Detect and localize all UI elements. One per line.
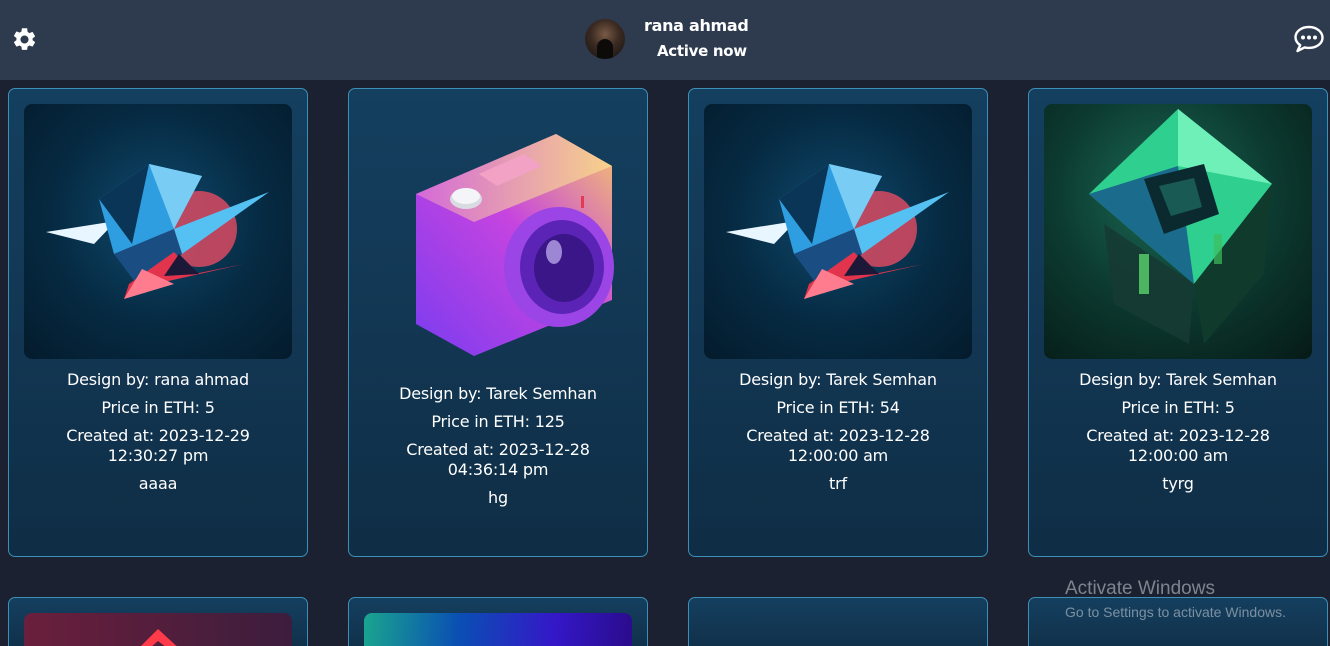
created-label: Created at: 2023-12-28 04:36:14 pm (406, 439, 590, 480)
description-label: hg (488, 488, 508, 508)
card-info: Design by: Tarek Semhan Price in ETH: 12… (349, 384, 647, 516)
price-label: Price in ETH: 125 (431, 411, 565, 431)
nft-card[interactable] (8, 597, 308, 646)
nft-card[interactable] (348, 597, 648, 646)
settings-button[interactable] (11, 26, 38, 53)
card-info: Design by: Tarek Semhan Price in ETH: 5 … (1029, 370, 1327, 502)
created-label: Created at: 2023-12-28 12:00:00 am (746, 425, 930, 466)
user-name: rana ahmad (644, 16, 749, 35)
created-label: Created at: 2023-12-28 12:00:00 am (1086, 425, 1270, 466)
artwork-image (704, 613, 972, 646)
chat-button[interactable] (1293, 24, 1325, 54)
nft-card[interactable]: Design by: Tarek Semhan Price in ETH: 12… (348, 88, 648, 557)
description-label: aaaa (138, 474, 178, 494)
artwork-image (1044, 104, 1312, 359)
designer-label: Design by: Tarek Semhan (399, 384, 597, 403)
price-label: Price in ETH: 54 (776, 397, 900, 417)
nft-card[interactable]: Design by: Tarek Semhan Price in ETH: 5 … (1028, 88, 1328, 557)
nft-card[interactable]: Design by: Tarek Semhan Price in ETH: 54… (688, 88, 988, 557)
card-info: Design by: rana ahmad Price in ETH: 5 Cr… (9, 370, 307, 502)
designer-label: Design by: Tarek Semhan (739, 370, 937, 389)
artwork-image (364, 104, 632, 359)
top-bar: rana ahmad Active now (0, 0, 1330, 80)
description-label: tyrg (1162, 474, 1194, 494)
artwork-image (24, 104, 292, 359)
user-status: Active now (657, 42, 747, 60)
artwork-image (704, 104, 972, 359)
chat-bubble-icon (1294, 25, 1324, 53)
created-label: Created at: 2023-12-29 12:30:27 pm (66, 425, 250, 466)
designer-label: Design by: Tarek Semhan (1079, 370, 1277, 389)
price-label: Price in ETH: 5 (1121, 397, 1235, 417)
nft-card[interactable]: Design by: rana ahmad Price in ETH: 5 Cr… (8, 88, 308, 557)
nft-card[interactable] (688, 597, 988, 646)
artwork-image (364, 613, 632, 646)
gear-icon (13, 28, 36, 50)
description-label: trf (829, 474, 847, 494)
card-info: Design by: Tarek Semhan Price in ETH: 54… (689, 370, 987, 502)
designer-label: Design by: rana ahmad (67, 370, 249, 389)
user-avatar[interactable] (585, 19, 625, 59)
windows-activation-title: Activate Windows (1065, 578, 1215, 599)
price-label: Price in ETH: 5 (101, 397, 215, 417)
windows-activation-subtitle: Go to Settings to activate Windows. (1065, 604, 1286, 620)
artwork-image (24, 613, 292, 646)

- GIVEN PROBLEM: Give every line of the entries above as a JSON list of strings, one string per line, with blank lines and the pictures left out.

- SOLUTION:
[
  "Detect and localize all UI elements. One per line.",
  "created-label: Created at: 2023-12-28 04:36:14 pm (406, 439, 590, 480)",
  "description-label: hg (488, 488, 508, 508)",
  "card-info: Design by: Tarek Semhan Price in ETH: 12… (349, 384, 647, 516)",
  "price-label: Price in ETH: 125 (431, 411, 565, 431)",
  "nft-card[interactable] (8, 597, 308, 646)",
  "nft-card[interactable] (348, 597, 648, 646)",
  "settings-button[interactable] (11, 26, 38, 53)",
  "card-info: Design by: Tarek Semhan Price in ETH: 5 … (1029, 370, 1327, 502)",
  "created-label: Created at: 2023-12-28 12:00:00 am (746, 425, 930, 466)",
  "user-name: rana ahmad (644, 16, 749, 35)",
  "created-label: Created at: 2023-12-28 12:00:00 am (1086, 425, 1270, 466)",
  "artwork-image (704, 613, 972, 646)",
  "chat-button[interactable] (1293, 24, 1325, 54)",
  "nft-card[interactable]: Design by: Tarek Semhan Price in ETH: 12… (348, 88, 648, 557)",
  "description-label: aaaa (138, 474, 178, 494)",
  "artwork-image (1044, 104, 1312, 359)",
  "designer-label: Design by: Tarek Semhan (399, 384, 597, 403)",
  "price-label: Price in ETH: 54 (776, 397, 900, 417)",
  "nft-card[interactable]: Design by: Tarek Semhan Price in ETH: 5 … (1028, 88, 1328, 557)",
  "nft-card[interactable]: Design by: Tarek Semhan Price in ETH: 54… (688, 88, 988, 557)",
  "card-info: Design by: rana ahmad Price in ETH: 5 Cr… (9, 370, 307, 502)",
  "designer-label: Design by: Tarek Semhan (739, 370, 937, 389)",
  "artwork-image (364, 104, 632, 359)",
  "top-bar: rana ahmad Active now (0, 0, 1330, 80)",
  "description-label: tyrg (1162, 474, 1194, 494)",
  "artwork-image (24, 104, 292, 359)",
  "user-status: Active now (657, 42, 747, 60)",
  "artwork-image (704, 104, 972, 359)",
  "chat-bubble-icon (1294, 25, 1324, 53)",
  "created-label: Created at: 2023-12-29 12:30:27 pm (66, 425, 250, 466)",
  "designer-label: Design by: Tarek Semhan (1079, 370, 1277, 389)",
  "price-label: Price in ETH: 5 (1121, 397, 1235, 417)",
  "nft-card[interactable]: Design by: rana ahmad Price in ETH: 5 Cr… (8, 88, 308, 557)",
  "nft-card[interactable] (688, 597, 988, 646)",
  "artwork-image (364, 613, 632, 646)",
  "gear-icon (13, 28, 36, 50)",
  "description-label: trf (829, 474, 847, 494)",
  "card-info: Design by: Tarek Semhan Price in ETH: 54… (689, 370, 987, 502)",
  "designer-label: Design by: rana ahmad (67, 370, 249, 389)",
  "user-avatar[interactable] (585, 19, 625, 59)",
  "windows-activation-title: Activate Windows (1065, 578, 1215, 599)",
  "price-label: Price in ETH: 5 (101, 397, 215, 417)",
  "windows-activation-subtitle: Go to Settings to activate Windows. (1065, 604, 1286, 620)",
  "artwork-image (24, 613, 292, 646)"
]